▶ **Listing**:
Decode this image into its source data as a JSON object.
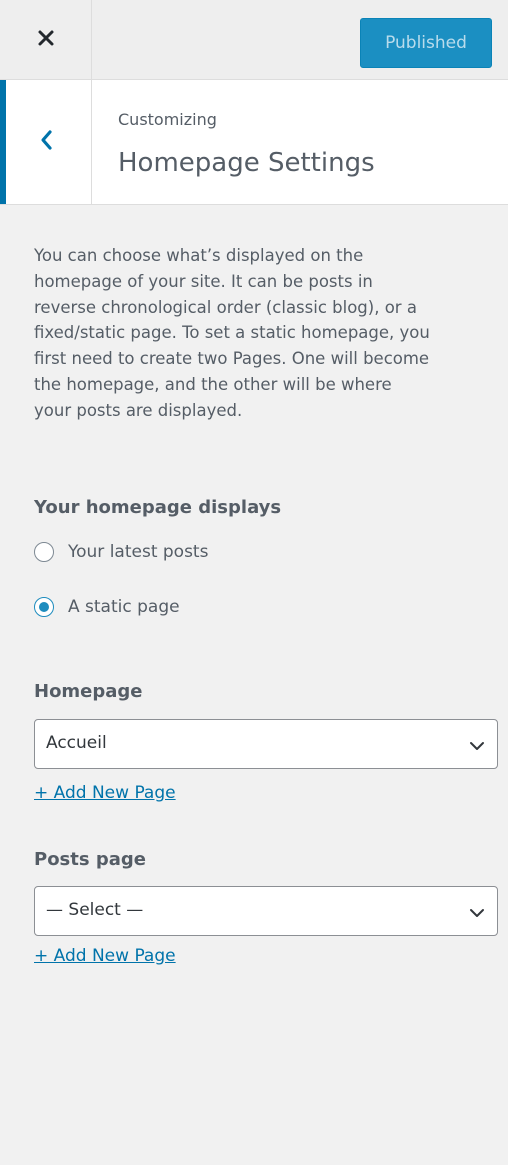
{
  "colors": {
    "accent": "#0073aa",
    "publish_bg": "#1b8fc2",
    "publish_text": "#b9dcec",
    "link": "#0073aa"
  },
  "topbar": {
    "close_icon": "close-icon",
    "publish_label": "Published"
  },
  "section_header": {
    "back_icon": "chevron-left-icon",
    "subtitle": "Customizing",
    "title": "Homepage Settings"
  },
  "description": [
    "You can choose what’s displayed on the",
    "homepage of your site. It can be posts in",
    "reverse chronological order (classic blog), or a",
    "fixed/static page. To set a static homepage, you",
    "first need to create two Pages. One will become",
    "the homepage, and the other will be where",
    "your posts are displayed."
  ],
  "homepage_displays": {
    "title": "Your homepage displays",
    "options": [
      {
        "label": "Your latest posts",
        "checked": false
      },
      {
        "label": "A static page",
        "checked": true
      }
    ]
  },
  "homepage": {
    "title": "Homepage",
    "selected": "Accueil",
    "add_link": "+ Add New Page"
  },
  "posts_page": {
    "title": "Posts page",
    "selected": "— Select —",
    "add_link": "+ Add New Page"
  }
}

▶ **Problem to solve**:
In this exercise, set down all of the data exactly, without the pictures.

▶ **Result of this task**:
Decode this image into its source data as a JSON object.
{
  "colors": {
    "accent": "#0073aa",
    "publish_bg": "#1b8fc2",
    "publish_text": "#b9dcec",
    "link": "#0073aa"
  },
  "topbar": {
    "close_icon": "close-icon",
    "publish_label": "Published"
  },
  "section_header": {
    "back_icon": "chevron-left-icon",
    "subtitle": "Customizing",
    "title": "Homepage Settings"
  },
  "description": [
    "You can choose what’s displayed on the",
    "homepage of your site. It can be posts in",
    "reverse chronological order (classic blog), or a",
    "fixed/static page. To set a static homepage, you",
    "first need to create two Pages. One will become",
    "the homepage, and the other will be where",
    "your posts are displayed."
  ],
  "homepage_displays": {
    "title": "Your homepage displays",
    "options": [
      {
        "label": "Your latest posts",
        "checked": false
      },
      {
        "label": "A static page",
        "checked": true
      }
    ]
  },
  "homepage": {
    "title": "Homepage",
    "selected": "Accueil",
    "add_link": "+ Add New Page"
  },
  "posts_page": {
    "title": "Posts page",
    "selected": "— Select —",
    "add_link": "+ Add New Page"
  }
}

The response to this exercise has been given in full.